Copy, in full, each line of the material that holds the word "REPLACE".

## start

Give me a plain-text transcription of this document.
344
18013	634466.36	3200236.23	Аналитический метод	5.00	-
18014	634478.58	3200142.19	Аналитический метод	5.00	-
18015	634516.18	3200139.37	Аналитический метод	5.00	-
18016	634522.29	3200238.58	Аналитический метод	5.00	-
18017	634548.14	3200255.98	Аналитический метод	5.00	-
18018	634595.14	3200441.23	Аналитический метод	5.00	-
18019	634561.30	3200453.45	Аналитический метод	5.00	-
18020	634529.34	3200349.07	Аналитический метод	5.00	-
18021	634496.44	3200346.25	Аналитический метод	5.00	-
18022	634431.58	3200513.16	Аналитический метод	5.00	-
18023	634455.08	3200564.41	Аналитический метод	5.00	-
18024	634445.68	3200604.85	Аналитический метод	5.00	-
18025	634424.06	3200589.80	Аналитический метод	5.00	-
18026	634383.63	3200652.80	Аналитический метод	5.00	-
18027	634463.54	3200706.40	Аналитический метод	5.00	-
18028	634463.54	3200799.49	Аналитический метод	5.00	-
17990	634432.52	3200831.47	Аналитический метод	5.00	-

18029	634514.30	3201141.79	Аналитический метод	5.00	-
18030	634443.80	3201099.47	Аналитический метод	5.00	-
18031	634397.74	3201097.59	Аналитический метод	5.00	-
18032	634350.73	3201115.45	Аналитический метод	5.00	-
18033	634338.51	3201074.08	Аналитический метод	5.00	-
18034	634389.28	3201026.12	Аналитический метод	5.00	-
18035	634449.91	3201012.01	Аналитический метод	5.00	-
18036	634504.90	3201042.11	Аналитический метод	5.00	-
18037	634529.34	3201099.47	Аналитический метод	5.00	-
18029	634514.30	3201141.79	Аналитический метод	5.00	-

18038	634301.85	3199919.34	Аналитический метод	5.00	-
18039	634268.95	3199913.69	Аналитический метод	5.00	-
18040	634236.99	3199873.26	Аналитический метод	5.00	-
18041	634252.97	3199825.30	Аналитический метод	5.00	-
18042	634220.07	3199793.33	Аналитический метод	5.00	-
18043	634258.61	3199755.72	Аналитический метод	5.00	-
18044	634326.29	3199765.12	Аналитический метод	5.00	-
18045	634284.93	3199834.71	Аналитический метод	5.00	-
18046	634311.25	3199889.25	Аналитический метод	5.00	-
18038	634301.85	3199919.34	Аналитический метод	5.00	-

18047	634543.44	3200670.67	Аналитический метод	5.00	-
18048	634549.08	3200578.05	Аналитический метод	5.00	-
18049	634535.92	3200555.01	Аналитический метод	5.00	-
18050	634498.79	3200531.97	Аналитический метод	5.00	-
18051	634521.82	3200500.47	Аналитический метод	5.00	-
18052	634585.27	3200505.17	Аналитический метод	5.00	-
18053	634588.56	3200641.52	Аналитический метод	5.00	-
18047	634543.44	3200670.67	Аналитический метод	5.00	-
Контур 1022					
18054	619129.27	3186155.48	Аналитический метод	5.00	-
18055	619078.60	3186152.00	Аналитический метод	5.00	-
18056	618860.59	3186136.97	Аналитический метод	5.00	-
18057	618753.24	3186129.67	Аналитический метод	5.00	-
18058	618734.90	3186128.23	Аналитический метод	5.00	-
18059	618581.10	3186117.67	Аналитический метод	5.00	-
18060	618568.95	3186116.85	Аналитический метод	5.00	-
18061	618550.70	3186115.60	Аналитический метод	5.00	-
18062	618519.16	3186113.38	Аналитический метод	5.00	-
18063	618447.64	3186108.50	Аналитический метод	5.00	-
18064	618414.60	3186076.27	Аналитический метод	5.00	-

## end
## start

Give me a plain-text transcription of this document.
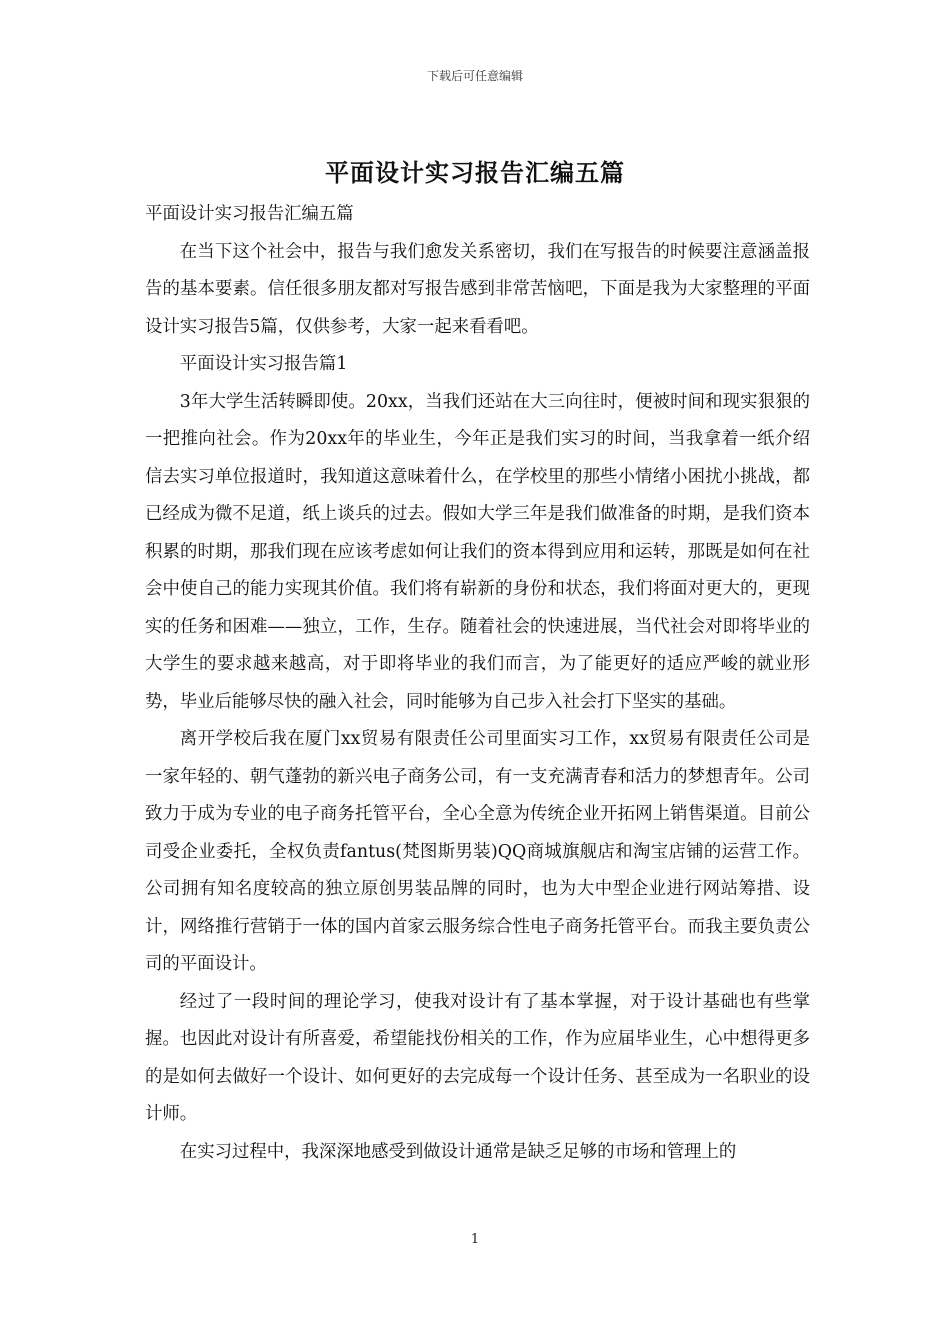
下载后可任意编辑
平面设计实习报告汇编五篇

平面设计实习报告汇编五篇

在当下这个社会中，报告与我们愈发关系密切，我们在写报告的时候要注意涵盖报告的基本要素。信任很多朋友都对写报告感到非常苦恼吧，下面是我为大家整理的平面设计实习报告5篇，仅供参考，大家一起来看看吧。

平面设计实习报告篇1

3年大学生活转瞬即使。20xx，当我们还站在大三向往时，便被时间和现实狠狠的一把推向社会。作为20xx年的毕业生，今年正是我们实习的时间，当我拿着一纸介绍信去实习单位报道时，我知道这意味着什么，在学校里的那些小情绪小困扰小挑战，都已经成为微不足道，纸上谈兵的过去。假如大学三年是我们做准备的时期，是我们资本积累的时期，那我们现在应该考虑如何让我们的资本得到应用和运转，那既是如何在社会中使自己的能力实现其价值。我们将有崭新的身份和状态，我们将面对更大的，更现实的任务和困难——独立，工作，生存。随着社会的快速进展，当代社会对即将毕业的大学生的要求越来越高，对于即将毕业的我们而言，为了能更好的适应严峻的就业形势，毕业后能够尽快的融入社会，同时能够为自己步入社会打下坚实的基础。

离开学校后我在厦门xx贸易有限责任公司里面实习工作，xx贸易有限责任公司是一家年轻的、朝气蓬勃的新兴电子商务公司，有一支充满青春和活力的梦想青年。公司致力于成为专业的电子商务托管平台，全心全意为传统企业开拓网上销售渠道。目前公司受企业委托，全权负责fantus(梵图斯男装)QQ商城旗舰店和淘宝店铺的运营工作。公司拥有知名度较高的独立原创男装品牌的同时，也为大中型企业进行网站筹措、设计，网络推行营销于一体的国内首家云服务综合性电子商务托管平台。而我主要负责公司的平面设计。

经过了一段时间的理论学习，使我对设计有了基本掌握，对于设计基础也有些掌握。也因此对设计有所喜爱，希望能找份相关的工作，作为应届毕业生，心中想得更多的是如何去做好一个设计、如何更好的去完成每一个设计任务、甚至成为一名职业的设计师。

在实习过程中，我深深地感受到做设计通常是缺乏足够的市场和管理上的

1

## end
## start

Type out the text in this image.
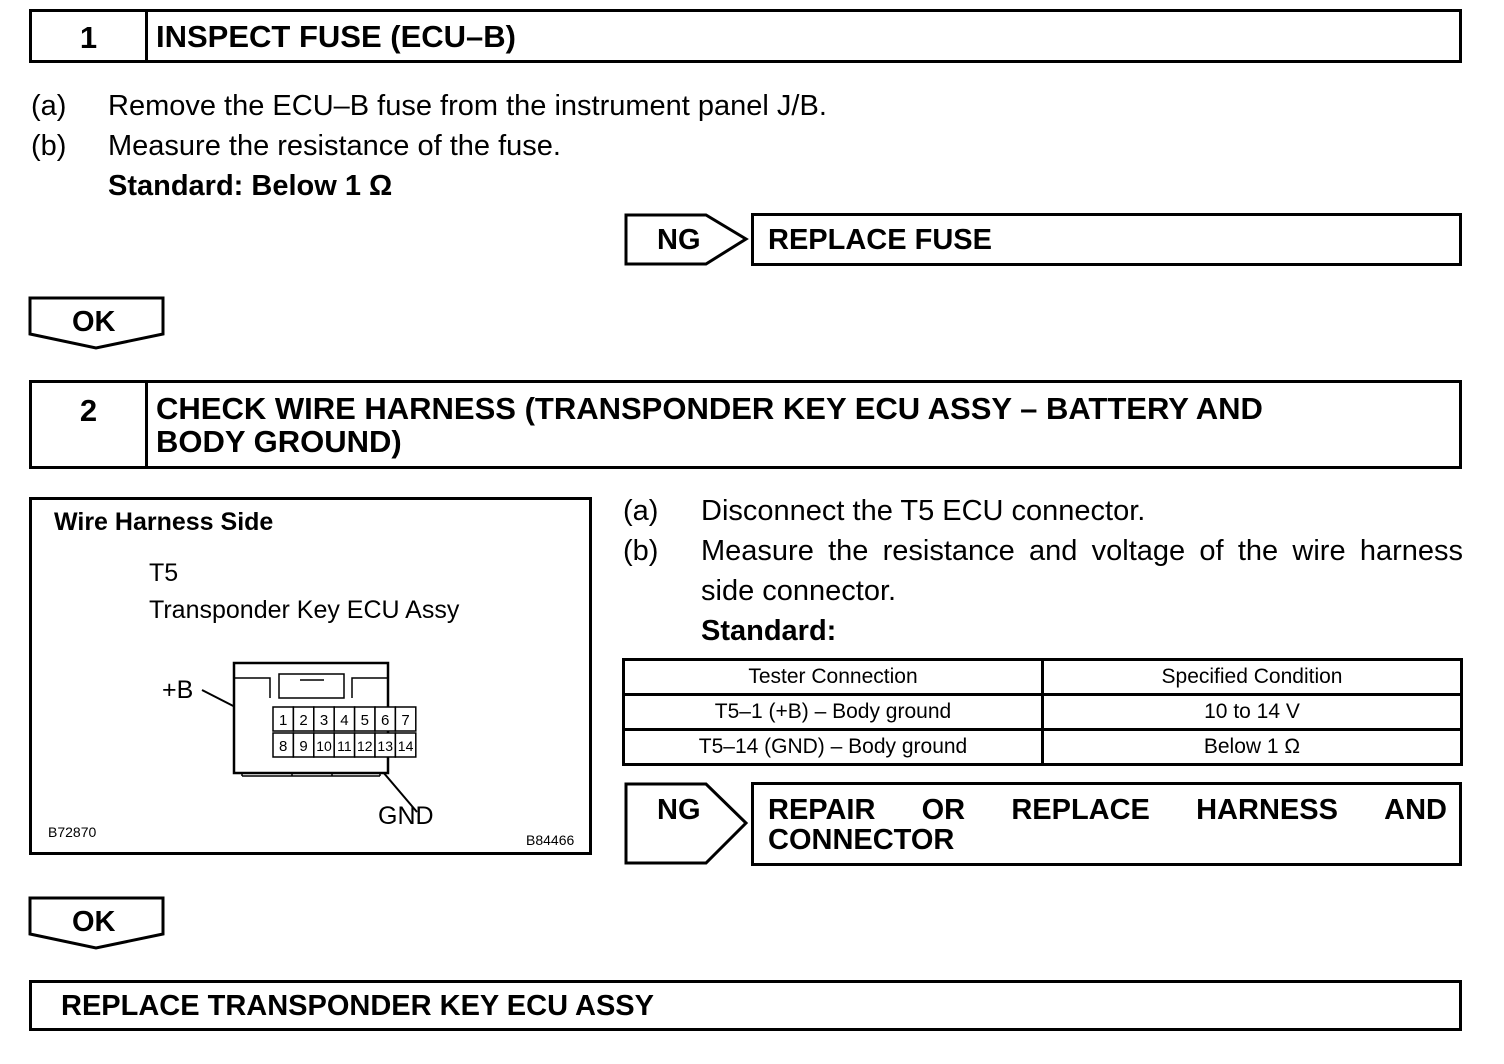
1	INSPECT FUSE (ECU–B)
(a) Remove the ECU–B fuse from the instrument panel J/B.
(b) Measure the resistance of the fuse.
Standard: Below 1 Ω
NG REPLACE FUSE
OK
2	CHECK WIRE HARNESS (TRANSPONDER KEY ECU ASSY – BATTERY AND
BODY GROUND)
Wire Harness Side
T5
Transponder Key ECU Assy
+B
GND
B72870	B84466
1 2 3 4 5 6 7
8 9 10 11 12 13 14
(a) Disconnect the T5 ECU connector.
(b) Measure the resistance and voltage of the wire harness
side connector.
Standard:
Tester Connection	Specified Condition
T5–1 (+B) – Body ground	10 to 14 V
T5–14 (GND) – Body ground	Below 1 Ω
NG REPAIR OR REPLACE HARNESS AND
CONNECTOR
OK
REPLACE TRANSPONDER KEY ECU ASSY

## end

▶ RESULT BELOW:
NG REPLACE FUSE
NG REPAIR OR REPLACE HARNESS AND
REPLACE TRANSPONDER KEY ECU ASSY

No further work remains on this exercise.